Data extracted from a collection:
——————————
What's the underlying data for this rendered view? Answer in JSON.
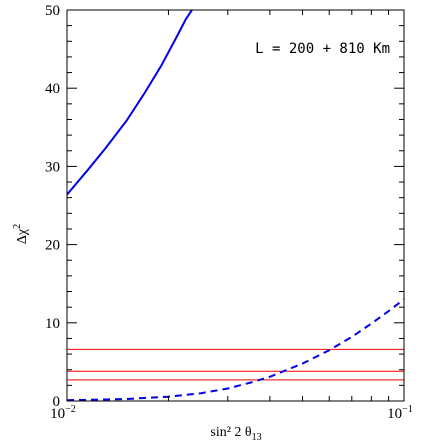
{
  "chart_data": {
    "type": "line",
    "title": "",
    "annotation": "L = 200 + 810 Km",
    "xlabel": {
      "main": "sin² 2 θ",
      "sub": "13"
    },
    "ylabel": {
      "main": "Δχ",
      "sup": "2"
    },
    "xscale": "log",
    "xlim": [
      0.01,
      0.1
    ],
    "ylim": [
      0,
      50
    ],
    "grid": false,
    "x_tick_labels": [
      {
        "value": 0.01,
        "base": "10",
        "exp": "−2"
      },
      {
        "value": 0.1,
        "base": "10",
        "exp": "−1"
      }
    ],
    "y_tick_labels": [
      "0",
      "10",
      "20",
      "30",
      "40",
      "50"
    ],
    "y_ticks": [
      0,
      10,
      20,
      30,
      40,
      50
    ],
    "series": [
      {
        "style": "solid",
        "color": "#0000ee",
        "x": [
          0.01,
          0.0115,
          0.013,
          0.015,
          0.017,
          0.019,
          0.021,
          0.0225,
          0.0235
        ],
        "y": [
          26.4,
          29.5,
          32.3,
          35.8,
          39.4,
          42.8,
          46.3,
          48.8,
          50.0
        ]
      },
      {
        "style": "dashed",
        "color": "#0000ee",
        "x": [
          0.01,
          0.015,
          0.02,
          0.025,
          0.03,
          0.035,
          0.04,
          0.05,
          0.06,
          0.07,
          0.08,
          0.09,
          0.1
        ],
        "y": [
          0.1,
          0.25,
          0.55,
          1.0,
          1.6,
          2.35,
          3.1,
          4.8,
          6.5,
          8.2,
          9.9,
          11.5,
          13.0
        ]
      }
    ],
    "hlines": [
      {
        "y": 6.6,
        "color": "#ff0000"
      },
      {
        "y": 3.8,
        "color": "#ff0000"
      },
      {
        "y": 2.7,
        "color": "#ff0000"
      }
    ]
  }
}
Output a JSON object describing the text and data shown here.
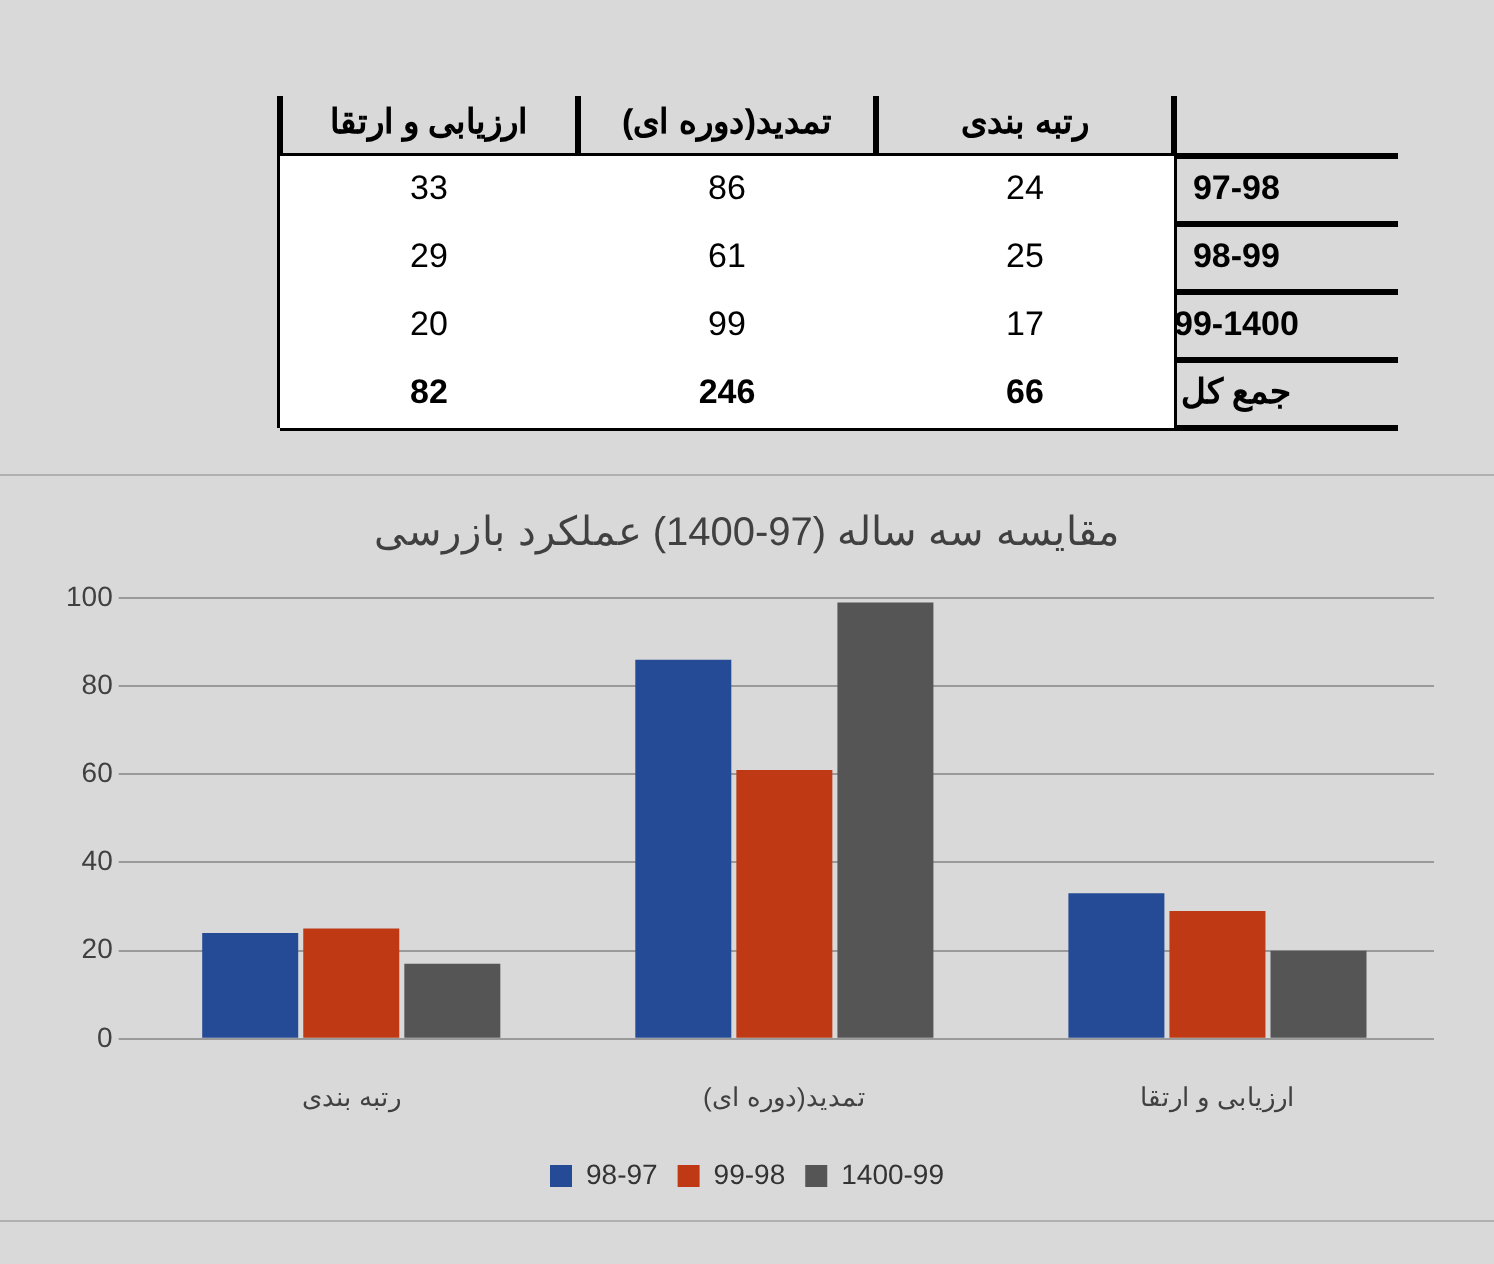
{
  "chart_data": [
    {
      "type": "heatmap",
      "categories": [
        "ارزیابی و ارتقا",
        "تمدید(دوره ای)",
        "رتبه بندی"
      ],
      "y_categories": [
        "97-98",
        "98-99",
        "99-1400",
        "جمع کل"
      ],
      "cells": [
        [
          33,
          86,
          24
        ],
        [
          29,
          61,
          25
        ],
        [
          20,
          99,
          17
        ],
        [
          82,
          246,
          66
        ]
      ],
      "data_labels": true
    },
    {
      "type": "bar",
      "title": "مقایسه سه ساله (97-1400) عملکرد بازرسی",
      "categories": [
        "رتبه بندی",
        "تمدید(دوره ای)",
        "ارزیابی و ارتقا"
      ],
      "series": [
        {
          "name": "98-97",
          "color": "#264b96",
          "values": [
            24,
            86,
            33
          ]
        },
        {
          "name": "99-98",
          "color": "#bf3a14",
          "values": [
            25,
            61,
            29
          ]
        },
        {
          "name": "1400-99",
          "color": "#555555",
          "values": [
            17,
            99,
            20
          ]
        }
      ],
      "ylim": [
        0,
        100
      ],
      "yticks": [
        0,
        20,
        40,
        60,
        80,
        100
      ],
      "grid": "y",
      "legend": "bottom"
    }
  ]
}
——————————
* [SHORT TASK] Write out every line above exactly as it is, leaving out the pictures.

* [THE RESPONSE]
What's the underlying data for this rendered view? Answer in JSON.
{
  "chart_data": {
    "type": "line",
    "title": "",
    "annotation": "L = 200 + 810 Km",
    "xlabel": {
      "main": "sin² 2 θ",
      "sub": "13"
    },
    "ylabel": {
      "main": "Δχ",
      "sup": "2"
    },
    "xscale": "log",
    "xlim": [
      0.01,
      0.1
    ],
    "ylim": [
      0,
      50
    ],
    "grid": false,
    "x_tick_labels": [
      {
        "value": 0.01,
        "base": "10",
        "exp": "−2"
      },
      {
        "value": 0.1,
        "base": "10",
        "exp": "−1"
      }
    ],
    "y_tick_labels": [
      "0",
      "10",
      "20",
      "30",
      "40",
      "50"
    ],
    "y_ticks": [
      0,
      10,
      20,
      30,
      40,
      50
    ],
    "series": [
      {
        "style": "solid",
        "color": "#0000ee",
        "x": [
          0.01,
          0.0115,
          0.013,
          0.015,
          0.017,
          0.019,
          0.021,
          0.0225,
          0.0235
        ],
        "y": [
          26.4,
          29.5,
          32.3,
          35.8,
          39.4,
          42.8,
          46.3,
          48.8,
          50.0
        ]
      },
      {
        "style": "dashed",
        "color": "#0000ee",
        "x": [
          0.01,
          0.015,
          0.02,
          0.025,
          0.03,
          0.035,
          0.04,
          0.05,
          0.06,
          0.07,
          0.08,
          0.09,
          0.1
        ],
        "y": [
          0.1,
          0.25,
          0.55,
          1.0,
          1.6,
          2.35,
          3.1,
          4.8,
          6.5,
          8.2,
          9.9,
          11.5,
          13.0
        ]
      }
    ],
    "hlines": [
      {
        "y": 6.6,
        "color": "#ff0000"
      },
      {
        "y": 3.8,
        "color": "#ff0000"
      },
      {
        "y": 2.7,
        "color": "#ff0000"
      }
    ]
  }
}
Output a JSON object describing the text and data shown here.
{
  "chart_data": [
    {
      "type": "heatmap",
      "categories": [
        "ارزیابی و ارتقا",
        "تمدید(دوره ای)",
        "رتبه بندی"
      ],
      "y_categories": [
        "97-98",
        "98-99",
        "99-1400",
        "جمع کل"
      ],
      "cells": [
        [
          33,
          86,
          24
        ],
        [
          29,
          61,
          25
        ],
        [
          20,
          99,
          17
        ],
        [
          82,
          246,
          66
        ]
      ],
      "data_labels": true
    },
    {
      "type": "bar",
      "title": "مقایسه سه ساله (97-1400) عملکرد بازرسی",
      "categories": [
        "رتبه بندی",
        "تمدید(دوره ای)",
        "ارزیابی و ارتقا"
      ],
      "series": [
        {
          "name": "98-97",
          "color": "#264b96",
          "values": [
            24,
            86,
            33
          ]
        },
        {
          "name": "99-98",
          "color": "#bf3a14",
          "values": [
            25,
            61,
            29
          ]
        },
        {
          "name": "1400-99",
          "color": "#555555",
          "values": [
            17,
            99,
            20
          ]
        }
      ],
      "ylim": [
        0,
        100
      ],
      "yticks": [
        0,
        20,
        40,
        60,
        80,
        100
      ],
      "grid": "y",
      "legend": "bottom"
    }
  ]
}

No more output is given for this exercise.